### WHAT THE TASK REQUIRES
Copy out each line of the material below that holds the string "Guinea".
BEGIN SUPPLIED INFORMATION
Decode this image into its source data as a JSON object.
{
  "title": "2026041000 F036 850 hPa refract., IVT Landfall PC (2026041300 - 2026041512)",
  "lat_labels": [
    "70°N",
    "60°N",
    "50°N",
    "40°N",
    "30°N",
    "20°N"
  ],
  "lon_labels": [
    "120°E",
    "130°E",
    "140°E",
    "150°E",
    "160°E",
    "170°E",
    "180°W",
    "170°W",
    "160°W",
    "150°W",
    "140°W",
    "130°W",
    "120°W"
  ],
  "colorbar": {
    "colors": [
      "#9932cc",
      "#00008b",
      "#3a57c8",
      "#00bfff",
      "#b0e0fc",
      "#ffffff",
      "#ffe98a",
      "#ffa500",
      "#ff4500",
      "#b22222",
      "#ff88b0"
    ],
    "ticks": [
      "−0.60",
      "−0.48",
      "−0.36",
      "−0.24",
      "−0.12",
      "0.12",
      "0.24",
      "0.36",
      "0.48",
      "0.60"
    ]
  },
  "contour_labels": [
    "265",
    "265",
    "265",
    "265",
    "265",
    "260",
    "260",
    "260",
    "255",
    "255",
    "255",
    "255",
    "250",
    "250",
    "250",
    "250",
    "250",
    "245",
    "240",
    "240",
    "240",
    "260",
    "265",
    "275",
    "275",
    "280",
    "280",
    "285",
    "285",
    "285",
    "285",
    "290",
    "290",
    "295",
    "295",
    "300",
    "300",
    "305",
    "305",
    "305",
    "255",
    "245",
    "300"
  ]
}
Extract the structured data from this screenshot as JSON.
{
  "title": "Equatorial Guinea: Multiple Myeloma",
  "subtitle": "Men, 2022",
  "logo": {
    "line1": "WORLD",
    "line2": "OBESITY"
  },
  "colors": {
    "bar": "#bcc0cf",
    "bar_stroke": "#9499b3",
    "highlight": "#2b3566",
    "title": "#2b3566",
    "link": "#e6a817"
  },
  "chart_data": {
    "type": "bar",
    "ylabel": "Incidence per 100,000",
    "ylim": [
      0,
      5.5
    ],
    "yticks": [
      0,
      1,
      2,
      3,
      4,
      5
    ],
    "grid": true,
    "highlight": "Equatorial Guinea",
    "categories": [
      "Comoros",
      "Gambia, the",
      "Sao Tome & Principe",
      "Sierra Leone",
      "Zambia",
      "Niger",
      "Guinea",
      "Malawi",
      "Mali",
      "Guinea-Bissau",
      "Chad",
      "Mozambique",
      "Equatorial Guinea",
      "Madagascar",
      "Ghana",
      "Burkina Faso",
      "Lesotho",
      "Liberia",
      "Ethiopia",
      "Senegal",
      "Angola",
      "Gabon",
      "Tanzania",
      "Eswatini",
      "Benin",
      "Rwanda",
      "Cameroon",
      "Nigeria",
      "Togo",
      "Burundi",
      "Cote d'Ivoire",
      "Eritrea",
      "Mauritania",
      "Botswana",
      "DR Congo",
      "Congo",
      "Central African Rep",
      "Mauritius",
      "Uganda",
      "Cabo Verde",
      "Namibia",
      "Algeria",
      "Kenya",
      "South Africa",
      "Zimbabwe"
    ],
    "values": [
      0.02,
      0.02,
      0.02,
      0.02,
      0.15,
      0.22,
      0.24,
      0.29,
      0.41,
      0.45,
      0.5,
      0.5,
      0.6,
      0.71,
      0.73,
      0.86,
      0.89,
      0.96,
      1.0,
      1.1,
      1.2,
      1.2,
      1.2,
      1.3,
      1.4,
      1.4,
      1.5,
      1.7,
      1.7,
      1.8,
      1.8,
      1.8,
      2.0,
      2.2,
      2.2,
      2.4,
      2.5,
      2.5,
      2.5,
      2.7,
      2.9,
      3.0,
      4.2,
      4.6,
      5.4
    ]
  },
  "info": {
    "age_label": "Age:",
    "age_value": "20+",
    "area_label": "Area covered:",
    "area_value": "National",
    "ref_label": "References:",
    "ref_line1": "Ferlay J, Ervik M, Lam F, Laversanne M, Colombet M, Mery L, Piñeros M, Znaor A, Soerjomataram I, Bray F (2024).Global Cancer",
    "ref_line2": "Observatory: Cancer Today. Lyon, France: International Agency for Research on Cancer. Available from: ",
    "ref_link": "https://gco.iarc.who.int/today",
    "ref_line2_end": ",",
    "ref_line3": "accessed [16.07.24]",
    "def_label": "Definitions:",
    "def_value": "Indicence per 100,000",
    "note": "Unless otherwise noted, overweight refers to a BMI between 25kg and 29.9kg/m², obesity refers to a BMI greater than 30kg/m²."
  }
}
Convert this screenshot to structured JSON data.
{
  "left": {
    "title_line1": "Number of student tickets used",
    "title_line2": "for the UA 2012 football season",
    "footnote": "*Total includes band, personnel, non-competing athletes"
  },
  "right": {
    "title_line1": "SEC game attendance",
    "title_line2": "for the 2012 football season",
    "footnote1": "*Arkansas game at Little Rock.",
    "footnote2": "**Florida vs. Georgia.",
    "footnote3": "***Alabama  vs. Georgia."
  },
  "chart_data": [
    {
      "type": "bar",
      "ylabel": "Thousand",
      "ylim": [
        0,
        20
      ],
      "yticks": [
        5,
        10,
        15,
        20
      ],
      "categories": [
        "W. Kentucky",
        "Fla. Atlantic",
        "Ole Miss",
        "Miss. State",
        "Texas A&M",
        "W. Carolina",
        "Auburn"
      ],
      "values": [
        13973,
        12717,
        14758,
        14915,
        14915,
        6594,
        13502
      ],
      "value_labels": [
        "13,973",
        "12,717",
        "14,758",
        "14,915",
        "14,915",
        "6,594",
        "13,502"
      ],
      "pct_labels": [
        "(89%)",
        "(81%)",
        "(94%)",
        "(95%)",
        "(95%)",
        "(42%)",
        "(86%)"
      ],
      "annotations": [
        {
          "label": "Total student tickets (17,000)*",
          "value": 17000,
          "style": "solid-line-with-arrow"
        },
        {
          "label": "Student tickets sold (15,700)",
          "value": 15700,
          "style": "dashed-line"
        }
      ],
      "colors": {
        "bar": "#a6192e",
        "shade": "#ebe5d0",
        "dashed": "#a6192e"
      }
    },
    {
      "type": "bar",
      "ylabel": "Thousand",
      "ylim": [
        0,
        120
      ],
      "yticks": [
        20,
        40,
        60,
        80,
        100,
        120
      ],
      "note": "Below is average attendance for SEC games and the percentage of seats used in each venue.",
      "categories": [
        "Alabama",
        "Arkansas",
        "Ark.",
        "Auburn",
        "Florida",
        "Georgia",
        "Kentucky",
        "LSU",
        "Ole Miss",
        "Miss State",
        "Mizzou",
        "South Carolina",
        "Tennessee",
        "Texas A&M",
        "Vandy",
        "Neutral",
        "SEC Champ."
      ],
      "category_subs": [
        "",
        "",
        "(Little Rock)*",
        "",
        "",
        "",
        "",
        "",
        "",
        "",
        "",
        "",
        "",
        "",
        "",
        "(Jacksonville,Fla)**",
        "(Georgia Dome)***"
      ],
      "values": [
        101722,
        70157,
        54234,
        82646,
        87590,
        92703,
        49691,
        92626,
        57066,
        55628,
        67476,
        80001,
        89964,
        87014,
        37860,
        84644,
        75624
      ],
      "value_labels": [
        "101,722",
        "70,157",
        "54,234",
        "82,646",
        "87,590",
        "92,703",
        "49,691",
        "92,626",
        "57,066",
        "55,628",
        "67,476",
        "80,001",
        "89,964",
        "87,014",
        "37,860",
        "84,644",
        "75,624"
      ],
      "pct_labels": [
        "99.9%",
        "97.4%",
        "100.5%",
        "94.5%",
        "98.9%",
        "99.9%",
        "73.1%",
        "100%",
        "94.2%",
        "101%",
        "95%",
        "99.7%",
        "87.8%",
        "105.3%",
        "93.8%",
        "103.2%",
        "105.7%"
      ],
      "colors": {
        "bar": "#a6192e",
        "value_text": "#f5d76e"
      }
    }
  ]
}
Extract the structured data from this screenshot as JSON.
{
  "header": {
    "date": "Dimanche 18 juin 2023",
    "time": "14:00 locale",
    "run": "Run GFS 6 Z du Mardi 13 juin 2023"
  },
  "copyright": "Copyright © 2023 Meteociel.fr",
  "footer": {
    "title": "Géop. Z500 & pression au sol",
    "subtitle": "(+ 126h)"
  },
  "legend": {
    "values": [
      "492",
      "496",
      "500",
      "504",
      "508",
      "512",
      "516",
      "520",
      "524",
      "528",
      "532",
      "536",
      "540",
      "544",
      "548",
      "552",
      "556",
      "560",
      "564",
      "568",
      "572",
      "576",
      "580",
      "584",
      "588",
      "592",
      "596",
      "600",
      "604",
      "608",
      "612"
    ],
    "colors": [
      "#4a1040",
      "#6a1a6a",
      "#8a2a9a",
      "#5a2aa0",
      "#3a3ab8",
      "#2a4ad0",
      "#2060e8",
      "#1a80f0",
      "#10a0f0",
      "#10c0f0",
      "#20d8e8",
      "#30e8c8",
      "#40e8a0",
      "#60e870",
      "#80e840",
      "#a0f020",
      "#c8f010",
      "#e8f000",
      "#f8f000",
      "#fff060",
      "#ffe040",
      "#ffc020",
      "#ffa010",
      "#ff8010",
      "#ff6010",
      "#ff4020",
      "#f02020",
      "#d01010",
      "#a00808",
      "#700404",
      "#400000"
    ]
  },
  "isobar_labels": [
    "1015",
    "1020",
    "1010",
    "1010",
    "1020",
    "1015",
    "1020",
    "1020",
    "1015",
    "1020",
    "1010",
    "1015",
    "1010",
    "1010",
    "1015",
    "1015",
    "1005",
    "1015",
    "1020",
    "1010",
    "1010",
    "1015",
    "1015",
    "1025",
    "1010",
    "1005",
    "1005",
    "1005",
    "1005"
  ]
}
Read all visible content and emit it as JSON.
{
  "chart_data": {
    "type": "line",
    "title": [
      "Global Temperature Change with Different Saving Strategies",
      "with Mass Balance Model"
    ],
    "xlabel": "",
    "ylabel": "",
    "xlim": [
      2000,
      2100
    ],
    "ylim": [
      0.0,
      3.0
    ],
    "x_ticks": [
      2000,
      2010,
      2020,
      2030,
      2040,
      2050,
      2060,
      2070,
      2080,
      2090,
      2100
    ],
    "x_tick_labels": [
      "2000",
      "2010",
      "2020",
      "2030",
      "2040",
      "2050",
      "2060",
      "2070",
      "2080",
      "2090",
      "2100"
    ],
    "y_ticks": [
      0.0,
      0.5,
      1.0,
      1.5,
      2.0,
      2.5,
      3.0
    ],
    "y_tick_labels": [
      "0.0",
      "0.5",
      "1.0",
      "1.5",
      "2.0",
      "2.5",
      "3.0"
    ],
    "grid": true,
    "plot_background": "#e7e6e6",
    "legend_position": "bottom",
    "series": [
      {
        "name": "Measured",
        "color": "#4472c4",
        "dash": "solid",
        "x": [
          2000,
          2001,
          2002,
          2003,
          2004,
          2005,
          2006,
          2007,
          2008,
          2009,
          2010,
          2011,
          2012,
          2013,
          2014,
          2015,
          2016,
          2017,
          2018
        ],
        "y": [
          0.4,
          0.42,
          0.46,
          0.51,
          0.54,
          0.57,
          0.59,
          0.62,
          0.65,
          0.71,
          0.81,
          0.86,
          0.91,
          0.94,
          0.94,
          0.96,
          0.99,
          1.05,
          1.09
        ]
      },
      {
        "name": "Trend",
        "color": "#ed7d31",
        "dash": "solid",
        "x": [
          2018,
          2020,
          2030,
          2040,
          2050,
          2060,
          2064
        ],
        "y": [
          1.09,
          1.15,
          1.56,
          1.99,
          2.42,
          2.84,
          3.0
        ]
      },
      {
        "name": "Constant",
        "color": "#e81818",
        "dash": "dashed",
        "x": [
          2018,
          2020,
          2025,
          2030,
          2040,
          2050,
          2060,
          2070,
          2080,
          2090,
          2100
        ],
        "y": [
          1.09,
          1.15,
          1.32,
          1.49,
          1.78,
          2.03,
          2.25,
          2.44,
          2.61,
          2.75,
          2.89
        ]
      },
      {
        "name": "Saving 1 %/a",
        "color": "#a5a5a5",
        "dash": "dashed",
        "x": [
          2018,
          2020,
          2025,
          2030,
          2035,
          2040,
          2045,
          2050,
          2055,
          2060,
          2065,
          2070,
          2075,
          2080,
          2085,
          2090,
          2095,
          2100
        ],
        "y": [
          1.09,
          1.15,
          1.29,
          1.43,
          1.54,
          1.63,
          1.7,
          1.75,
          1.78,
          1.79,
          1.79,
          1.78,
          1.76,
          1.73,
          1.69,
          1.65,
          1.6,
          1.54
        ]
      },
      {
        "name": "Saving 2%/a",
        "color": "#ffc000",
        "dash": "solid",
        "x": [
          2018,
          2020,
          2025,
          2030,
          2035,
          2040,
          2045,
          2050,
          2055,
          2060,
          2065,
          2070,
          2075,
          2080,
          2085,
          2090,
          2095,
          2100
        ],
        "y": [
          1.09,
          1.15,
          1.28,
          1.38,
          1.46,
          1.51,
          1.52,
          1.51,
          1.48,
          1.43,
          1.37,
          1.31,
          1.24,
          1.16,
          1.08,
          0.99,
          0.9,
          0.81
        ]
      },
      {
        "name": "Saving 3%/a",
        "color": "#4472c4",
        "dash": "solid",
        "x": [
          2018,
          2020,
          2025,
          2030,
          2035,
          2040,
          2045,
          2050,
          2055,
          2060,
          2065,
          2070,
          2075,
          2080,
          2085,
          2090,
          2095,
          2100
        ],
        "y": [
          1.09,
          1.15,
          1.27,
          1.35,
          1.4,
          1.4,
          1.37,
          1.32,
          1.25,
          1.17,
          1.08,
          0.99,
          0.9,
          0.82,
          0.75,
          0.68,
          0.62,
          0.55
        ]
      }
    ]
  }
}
END SUPPLIED INFORMATION
### THE RESPONSE
  "title": "Equatorial Guinea: Multiple Myeloma",
    "highlight": "Equatorial Guinea",
      "Guinea",
      "Guinea-Bissau",
      "Equatorial Guinea",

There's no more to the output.